• Aim:
Return each line containing "help".
----
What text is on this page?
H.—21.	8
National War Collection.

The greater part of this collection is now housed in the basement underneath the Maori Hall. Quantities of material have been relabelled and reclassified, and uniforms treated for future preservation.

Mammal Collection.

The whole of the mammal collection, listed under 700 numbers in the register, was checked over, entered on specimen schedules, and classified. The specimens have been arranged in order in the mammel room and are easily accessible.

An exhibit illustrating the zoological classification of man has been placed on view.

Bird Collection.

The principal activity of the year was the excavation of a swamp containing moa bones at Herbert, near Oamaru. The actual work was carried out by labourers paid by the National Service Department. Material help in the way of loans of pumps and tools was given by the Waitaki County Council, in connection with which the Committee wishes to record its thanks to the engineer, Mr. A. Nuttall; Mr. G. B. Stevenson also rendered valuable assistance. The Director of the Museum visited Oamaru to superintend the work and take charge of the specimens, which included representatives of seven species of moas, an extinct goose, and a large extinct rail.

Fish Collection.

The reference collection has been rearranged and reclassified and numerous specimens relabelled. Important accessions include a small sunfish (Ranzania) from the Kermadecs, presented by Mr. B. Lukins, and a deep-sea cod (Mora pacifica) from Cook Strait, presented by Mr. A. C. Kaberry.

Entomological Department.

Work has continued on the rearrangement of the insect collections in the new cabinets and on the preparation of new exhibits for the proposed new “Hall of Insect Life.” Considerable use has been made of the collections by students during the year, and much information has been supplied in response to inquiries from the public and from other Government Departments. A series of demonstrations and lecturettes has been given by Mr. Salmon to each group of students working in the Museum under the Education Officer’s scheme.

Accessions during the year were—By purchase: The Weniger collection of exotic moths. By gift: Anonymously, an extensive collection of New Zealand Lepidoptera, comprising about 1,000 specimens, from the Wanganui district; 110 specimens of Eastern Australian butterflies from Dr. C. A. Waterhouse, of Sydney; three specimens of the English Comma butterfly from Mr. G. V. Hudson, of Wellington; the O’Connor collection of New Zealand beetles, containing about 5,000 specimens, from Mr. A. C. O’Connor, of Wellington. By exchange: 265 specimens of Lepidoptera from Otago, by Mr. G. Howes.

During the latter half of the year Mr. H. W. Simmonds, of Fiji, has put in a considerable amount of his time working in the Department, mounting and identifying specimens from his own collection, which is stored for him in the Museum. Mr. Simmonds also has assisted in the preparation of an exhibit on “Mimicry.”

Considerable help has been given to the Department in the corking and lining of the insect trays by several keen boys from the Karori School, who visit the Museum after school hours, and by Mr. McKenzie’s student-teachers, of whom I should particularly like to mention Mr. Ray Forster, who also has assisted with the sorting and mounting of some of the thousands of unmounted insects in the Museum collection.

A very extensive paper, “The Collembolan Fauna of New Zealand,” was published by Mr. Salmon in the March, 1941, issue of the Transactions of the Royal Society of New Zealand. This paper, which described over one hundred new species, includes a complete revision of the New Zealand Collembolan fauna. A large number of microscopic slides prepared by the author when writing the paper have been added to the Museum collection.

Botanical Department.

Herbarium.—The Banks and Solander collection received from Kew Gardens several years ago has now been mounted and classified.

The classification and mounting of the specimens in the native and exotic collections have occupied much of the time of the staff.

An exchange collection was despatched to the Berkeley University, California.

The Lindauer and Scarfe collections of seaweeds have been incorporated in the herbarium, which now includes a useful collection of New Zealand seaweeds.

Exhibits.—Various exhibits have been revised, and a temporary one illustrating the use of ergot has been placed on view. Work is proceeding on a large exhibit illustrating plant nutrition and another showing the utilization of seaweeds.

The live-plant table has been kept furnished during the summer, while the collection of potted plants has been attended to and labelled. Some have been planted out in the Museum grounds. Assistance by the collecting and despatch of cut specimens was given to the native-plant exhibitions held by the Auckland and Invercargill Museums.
----
• Task result:
The principal activity of the year was the excavation of a swamp containing moa bones at Herbert, near Oamaru. The actual work was carried out by labourers paid by the National Service Department. Material help in the way of loans of pumps and tools was given by the Waitaki County Council, in connection with which the Committee wishes to record its thanks to the engineer, Mr. A. Nuttall; Mr. G. B. Stevenson also rendered valuable assistance. The Director of the Museum visited Oamaru to superintend the work and take charge of the specimens, which included representatives of seven species of moas, an extinct goose, and a large extinct rail.
Considerable help has been given to the Department in the corking and lining of the insect trays by several keen boys from the Karori School, who visit the Museum after school hours, and by Mr. McKenzie’s student-teachers, of whom I should particularly like to mention Mr. Ray Forster, who also has assisted with the sorting and mounting of some of the thousands of unmounted insects in the Museum collection.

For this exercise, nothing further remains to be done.